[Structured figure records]
================================

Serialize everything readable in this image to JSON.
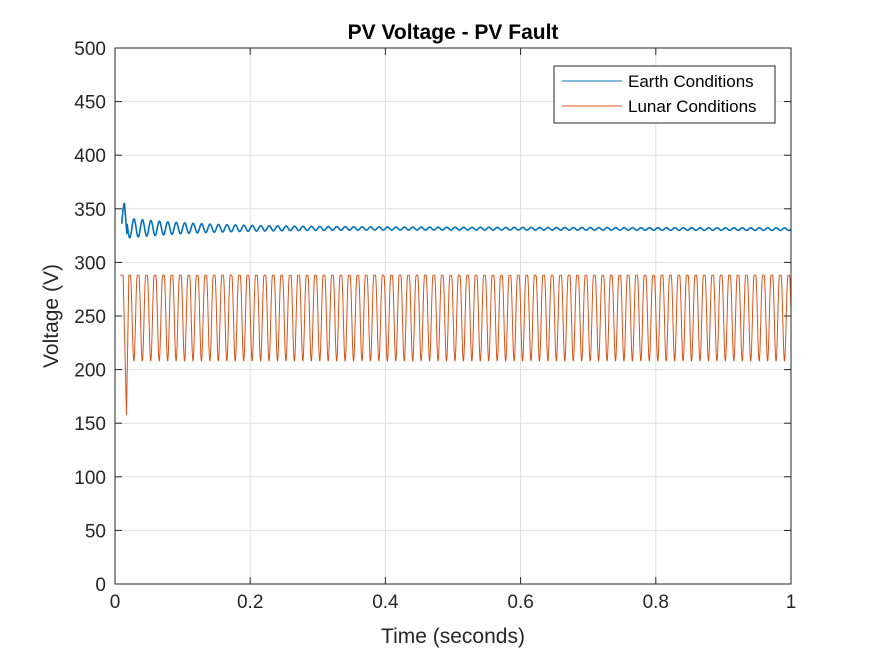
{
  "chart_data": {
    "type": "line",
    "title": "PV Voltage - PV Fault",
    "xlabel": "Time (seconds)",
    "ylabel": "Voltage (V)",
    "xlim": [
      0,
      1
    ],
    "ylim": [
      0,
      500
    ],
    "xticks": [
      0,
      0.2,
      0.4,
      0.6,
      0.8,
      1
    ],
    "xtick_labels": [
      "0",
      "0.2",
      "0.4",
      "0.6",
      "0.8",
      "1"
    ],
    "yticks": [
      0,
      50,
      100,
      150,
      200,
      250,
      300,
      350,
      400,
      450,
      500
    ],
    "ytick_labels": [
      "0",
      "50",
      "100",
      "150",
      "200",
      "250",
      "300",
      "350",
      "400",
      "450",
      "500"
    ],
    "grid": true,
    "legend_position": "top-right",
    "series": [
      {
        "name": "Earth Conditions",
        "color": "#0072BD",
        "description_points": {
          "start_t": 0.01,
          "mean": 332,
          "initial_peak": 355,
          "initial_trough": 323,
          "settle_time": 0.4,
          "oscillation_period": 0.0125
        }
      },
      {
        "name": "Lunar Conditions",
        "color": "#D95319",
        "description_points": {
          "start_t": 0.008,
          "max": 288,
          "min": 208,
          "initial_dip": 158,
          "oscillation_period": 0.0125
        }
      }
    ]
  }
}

================================

The records above need to be given again exactly. Omit the pictures.

▸ **TASK SOLUTION**:
Serialize everything readable in this image to JSON.
{
  "chart_data": {
    "type": "line",
    "title": "PV Voltage - PV Fault",
    "xlabel": "Time (seconds)",
    "ylabel": "Voltage (V)",
    "xlim": [
      0,
      1
    ],
    "ylim": [
      0,
      500
    ],
    "xticks": [
      0,
      0.2,
      0.4,
      0.6,
      0.8,
      1
    ],
    "xtick_labels": [
      "0",
      "0.2",
      "0.4",
      "0.6",
      "0.8",
      "1"
    ],
    "yticks": [
      0,
      50,
      100,
      150,
      200,
      250,
      300,
      350,
      400,
      450,
      500
    ],
    "ytick_labels": [
      "0",
      "50",
      "100",
      "150",
      "200",
      "250",
      "300",
      "350",
      "400",
      "450",
      "500"
    ],
    "grid": true,
    "legend_position": "top-right",
    "series": [
      {
        "name": "Earth Conditions",
        "color": "#0072BD",
        "description_points": {
          "start_t": 0.01,
          "mean": 332,
          "initial_peak": 355,
          "initial_trough": 323,
          "settle_time": 0.4,
          "oscillation_period": 0.0125
        }
      },
      {
        "name": "Lunar Conditions",
        "color": "#D95319",
        "description_points": {
          "start_t": 0.008,
          "max": 288,
          "min": 208,
          "initial_dip": 158,
          "oscillation_period": 0.0125
        }
      }
    ]
  }
}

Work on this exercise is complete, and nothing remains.